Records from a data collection
—————

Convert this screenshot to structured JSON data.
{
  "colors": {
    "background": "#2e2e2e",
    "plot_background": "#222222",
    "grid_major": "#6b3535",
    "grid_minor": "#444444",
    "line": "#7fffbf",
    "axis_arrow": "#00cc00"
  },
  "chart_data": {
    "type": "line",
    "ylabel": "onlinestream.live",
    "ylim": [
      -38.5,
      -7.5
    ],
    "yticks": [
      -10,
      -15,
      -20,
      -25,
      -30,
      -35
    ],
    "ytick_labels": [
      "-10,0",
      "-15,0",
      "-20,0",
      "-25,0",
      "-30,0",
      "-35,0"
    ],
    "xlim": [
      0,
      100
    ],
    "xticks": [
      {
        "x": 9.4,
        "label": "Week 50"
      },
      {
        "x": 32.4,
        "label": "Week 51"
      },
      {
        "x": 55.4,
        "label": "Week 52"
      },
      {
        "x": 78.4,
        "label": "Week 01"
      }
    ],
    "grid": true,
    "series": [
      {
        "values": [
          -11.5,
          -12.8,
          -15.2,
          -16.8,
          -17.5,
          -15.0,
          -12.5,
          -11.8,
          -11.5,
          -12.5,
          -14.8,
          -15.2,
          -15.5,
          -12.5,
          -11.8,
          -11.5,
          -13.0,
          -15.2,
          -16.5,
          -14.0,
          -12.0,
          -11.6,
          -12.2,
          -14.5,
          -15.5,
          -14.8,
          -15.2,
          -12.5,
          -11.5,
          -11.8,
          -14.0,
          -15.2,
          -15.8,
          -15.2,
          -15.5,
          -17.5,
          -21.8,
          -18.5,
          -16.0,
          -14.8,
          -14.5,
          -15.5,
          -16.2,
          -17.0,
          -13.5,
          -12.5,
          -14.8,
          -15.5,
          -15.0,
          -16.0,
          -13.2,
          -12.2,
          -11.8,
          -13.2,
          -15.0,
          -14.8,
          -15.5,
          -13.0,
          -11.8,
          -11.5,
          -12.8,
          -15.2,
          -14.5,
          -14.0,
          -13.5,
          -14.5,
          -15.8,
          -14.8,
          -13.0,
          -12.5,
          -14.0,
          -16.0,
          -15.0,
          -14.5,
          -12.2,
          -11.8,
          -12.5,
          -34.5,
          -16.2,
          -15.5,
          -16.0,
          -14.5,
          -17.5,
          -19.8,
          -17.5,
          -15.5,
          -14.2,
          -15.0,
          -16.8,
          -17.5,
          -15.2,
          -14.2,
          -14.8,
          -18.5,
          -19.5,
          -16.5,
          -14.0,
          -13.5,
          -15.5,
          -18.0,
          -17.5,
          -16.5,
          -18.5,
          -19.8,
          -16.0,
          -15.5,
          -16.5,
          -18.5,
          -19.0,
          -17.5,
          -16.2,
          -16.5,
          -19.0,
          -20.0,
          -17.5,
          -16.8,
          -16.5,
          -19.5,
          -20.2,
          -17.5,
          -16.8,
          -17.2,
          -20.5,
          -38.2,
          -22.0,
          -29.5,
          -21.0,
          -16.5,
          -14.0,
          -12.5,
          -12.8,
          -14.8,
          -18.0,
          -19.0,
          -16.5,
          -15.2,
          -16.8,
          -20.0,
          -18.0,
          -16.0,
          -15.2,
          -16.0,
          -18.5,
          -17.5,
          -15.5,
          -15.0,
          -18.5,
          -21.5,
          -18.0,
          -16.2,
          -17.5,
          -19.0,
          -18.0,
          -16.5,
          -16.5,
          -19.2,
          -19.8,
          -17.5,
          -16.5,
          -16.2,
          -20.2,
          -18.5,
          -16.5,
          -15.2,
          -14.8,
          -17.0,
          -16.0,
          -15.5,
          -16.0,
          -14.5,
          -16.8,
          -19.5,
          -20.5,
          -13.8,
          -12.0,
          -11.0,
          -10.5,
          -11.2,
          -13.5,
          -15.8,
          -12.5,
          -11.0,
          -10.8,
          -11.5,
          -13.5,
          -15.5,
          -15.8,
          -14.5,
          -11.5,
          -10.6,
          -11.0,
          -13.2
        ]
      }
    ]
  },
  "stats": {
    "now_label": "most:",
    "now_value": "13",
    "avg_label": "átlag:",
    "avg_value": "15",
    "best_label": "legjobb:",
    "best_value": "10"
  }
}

—————

What the exercise asks: Review the material and copy each line in which the word "Week" appears.

Completed task:
        "label": "Week 50"
        "label": "Week 51"
        "label": "Week 52"
        "label": "Week 01"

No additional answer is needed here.